This module pairs slow and sustained readings of Austen’s primary novels with extended readings in the culture of what we call “theory,” both eighteenth century and contemporary (mostly post-1995). Beginning with Marilyn Butler’s Jane Austen and the War of Ideas (1975), we will situate Austen’s novels securely within intellectual history. A particular focus will be how novels can be sources of freestanding ideas; and then, in turn, how freestanding ideas can give structure to plots and characters within the novel itself.

More information: full-year module, 30 CATS. Seminars meet once a week for 90 minutes.

Assessment:

Intermediate Year students:
100% assessed (2 x 3500-word essay)

Final Year students:
100% assessed (2 x 4000-word essays)

■ **INFORMATION PROVIDED**
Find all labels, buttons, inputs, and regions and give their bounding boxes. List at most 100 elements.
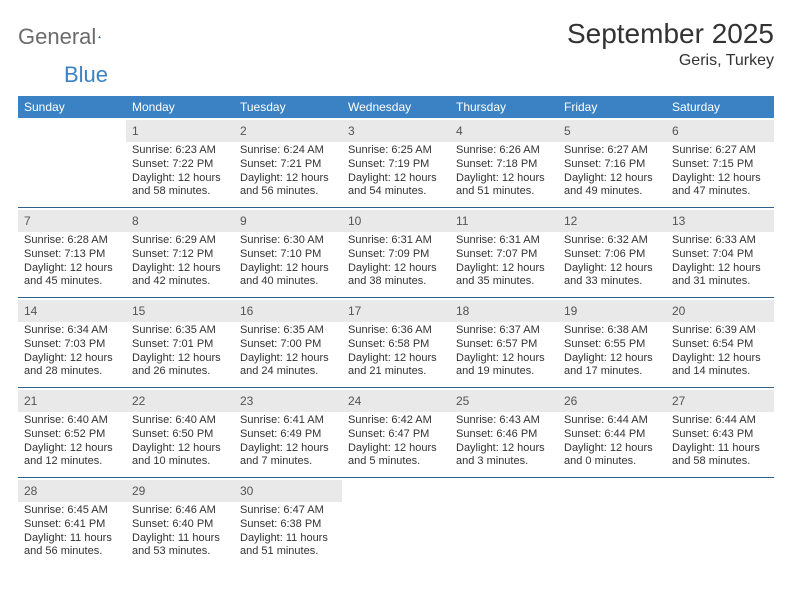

■ **PROBLEMS TO WORK ON**
a - Return the Austen module description verbatim, everything from "This module pairs" down to "x 3500-word essay)".
b - Extend the Austen module description, picking up after its final line.
The data has no connection to the Austen module description.

■ **TASK RESPONSES**
a -
This module pairs slow and sustained readings of Austen’s primary novels with extended readings in the culture of what we call “theory,” both eighteenth century and contemporary (mostly post-1995). Beginning with Marilyn Butler’s Jane Austen and the War of Ideas (1975), we will situate Austen’s novels securely within intellectual history. A particular focus will be how novels can be sources of freestanding ideas; and then, in turn, how freestanding ideas can give structure to plots and characters within the novel itself.

More information: full-year module, 30 CATS. Seminars meet once a week for 90 minutes.

Assessment:

Intermediate Year students:
100% assessed (2 x 3500-word essay)

b -
Essays that you develop yourselves as independent research projects.

Outline Syllabus:

Dear students: Please note that you will be responsible for bringing a legible version of these texts to class with you, and on something larger than a cell phone screen. I would also recommend buying your own copies of the Hume and Smith--these are dense books, which you will need to read slowly and carefully. Locke's Enquiry on a bookshelf will impress visitors to your home for years to come: I recommend the stern-looking Nidditch edition.

Mandatory Primary Texts, recommended editions:

Austen, Jane. Persuasion (OUP, 2004).

---. Mansfield Park (OUP, 2008)

---. Northanger Abbey, Lady Susan, The Watsons, Sanditon (OUP, 2008)

---. Pride and Prejudice (OUP, 2008)

---. Sense and Sensiblity (OUP, 2008)

Butler, Marilyn. Jane Austen and the War of Ideas (OUP, 1987).

Term One: Austen in Theory, 1790-1810

Term One: Austen and Eighteenth-century Philosophy

Week

Primary Text

Secondary Reading

1

Lady Susan (in Oxford Northanger Abbey collection, or online)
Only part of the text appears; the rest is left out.